# Required task
Work through the data below line by line and say how many lines hold "διατάξεις"; give only the number.

Source records:
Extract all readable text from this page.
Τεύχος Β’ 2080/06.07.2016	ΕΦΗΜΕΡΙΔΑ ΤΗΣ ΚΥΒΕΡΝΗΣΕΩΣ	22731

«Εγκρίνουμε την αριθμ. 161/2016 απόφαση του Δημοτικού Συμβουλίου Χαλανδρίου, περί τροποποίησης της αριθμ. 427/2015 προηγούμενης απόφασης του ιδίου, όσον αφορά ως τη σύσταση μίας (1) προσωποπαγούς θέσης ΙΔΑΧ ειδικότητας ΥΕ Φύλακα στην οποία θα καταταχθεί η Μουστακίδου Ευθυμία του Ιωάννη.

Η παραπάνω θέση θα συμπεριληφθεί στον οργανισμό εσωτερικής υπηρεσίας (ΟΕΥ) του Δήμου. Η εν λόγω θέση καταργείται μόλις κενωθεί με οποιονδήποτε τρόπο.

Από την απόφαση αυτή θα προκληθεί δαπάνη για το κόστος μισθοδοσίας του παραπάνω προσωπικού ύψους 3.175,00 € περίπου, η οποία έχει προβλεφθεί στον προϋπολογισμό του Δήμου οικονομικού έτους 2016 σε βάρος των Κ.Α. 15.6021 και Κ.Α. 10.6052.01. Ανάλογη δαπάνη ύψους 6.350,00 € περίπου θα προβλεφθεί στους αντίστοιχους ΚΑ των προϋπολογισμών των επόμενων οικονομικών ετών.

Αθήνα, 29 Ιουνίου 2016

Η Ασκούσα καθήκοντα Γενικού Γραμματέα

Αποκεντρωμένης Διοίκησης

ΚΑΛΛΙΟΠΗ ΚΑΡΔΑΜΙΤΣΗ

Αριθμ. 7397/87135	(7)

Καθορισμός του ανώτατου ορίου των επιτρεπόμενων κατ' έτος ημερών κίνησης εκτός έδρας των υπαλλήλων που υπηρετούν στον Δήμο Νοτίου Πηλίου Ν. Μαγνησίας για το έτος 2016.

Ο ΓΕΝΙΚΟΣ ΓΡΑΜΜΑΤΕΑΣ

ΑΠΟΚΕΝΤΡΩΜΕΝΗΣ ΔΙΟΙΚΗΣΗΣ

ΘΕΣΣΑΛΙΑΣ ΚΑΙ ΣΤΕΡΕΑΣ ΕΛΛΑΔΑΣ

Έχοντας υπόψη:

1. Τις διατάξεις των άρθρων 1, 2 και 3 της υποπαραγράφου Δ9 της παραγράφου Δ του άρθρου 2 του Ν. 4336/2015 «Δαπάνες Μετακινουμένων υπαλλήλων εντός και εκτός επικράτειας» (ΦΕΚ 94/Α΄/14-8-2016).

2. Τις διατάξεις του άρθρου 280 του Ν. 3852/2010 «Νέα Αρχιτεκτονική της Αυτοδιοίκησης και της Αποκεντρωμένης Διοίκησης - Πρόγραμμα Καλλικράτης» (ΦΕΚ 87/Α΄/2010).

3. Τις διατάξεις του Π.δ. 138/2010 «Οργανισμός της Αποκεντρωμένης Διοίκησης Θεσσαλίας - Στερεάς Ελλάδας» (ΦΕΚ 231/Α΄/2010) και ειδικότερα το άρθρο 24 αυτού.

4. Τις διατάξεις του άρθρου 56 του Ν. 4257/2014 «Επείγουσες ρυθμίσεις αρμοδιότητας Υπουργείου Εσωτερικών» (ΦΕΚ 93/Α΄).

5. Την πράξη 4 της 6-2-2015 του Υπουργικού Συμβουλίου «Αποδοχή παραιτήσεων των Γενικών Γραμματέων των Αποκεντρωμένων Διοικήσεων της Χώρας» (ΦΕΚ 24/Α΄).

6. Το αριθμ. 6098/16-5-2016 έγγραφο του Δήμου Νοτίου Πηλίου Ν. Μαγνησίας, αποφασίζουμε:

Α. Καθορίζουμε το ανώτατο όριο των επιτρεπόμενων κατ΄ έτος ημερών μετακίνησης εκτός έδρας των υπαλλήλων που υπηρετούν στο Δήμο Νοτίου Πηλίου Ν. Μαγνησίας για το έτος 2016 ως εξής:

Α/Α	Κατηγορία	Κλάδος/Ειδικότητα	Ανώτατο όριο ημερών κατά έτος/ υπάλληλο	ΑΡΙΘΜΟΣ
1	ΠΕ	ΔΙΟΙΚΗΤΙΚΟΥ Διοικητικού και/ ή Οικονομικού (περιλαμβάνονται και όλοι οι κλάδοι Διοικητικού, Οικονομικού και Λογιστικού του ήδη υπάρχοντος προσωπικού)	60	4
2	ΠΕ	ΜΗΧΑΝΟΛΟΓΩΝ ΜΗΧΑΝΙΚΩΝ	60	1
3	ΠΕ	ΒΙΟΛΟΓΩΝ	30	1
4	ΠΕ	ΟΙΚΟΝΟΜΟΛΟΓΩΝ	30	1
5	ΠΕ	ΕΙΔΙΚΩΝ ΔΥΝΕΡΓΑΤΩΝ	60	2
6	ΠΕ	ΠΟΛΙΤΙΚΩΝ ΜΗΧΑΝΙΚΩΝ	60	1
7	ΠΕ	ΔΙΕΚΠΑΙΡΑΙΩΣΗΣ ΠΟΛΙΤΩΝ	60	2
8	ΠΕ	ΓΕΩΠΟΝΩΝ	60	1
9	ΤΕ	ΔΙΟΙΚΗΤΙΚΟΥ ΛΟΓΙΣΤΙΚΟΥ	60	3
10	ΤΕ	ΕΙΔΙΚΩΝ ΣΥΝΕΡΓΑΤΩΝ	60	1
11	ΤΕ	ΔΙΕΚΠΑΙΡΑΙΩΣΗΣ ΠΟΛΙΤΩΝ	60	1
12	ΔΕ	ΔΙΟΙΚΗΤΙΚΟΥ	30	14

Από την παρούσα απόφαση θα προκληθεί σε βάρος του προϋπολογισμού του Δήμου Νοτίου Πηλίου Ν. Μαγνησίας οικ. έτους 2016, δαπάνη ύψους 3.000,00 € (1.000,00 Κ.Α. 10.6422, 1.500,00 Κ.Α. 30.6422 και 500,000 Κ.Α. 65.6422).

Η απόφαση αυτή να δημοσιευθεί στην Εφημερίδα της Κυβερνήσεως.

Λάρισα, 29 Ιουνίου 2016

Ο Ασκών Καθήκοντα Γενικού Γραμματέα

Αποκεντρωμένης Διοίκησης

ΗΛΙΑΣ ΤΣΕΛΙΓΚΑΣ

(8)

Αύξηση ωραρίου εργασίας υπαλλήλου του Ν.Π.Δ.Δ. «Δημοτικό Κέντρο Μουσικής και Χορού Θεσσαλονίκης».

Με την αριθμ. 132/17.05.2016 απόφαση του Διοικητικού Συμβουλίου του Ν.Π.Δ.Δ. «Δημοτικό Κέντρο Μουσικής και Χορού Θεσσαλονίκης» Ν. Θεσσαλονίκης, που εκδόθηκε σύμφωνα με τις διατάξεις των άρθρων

# Exercise answer
5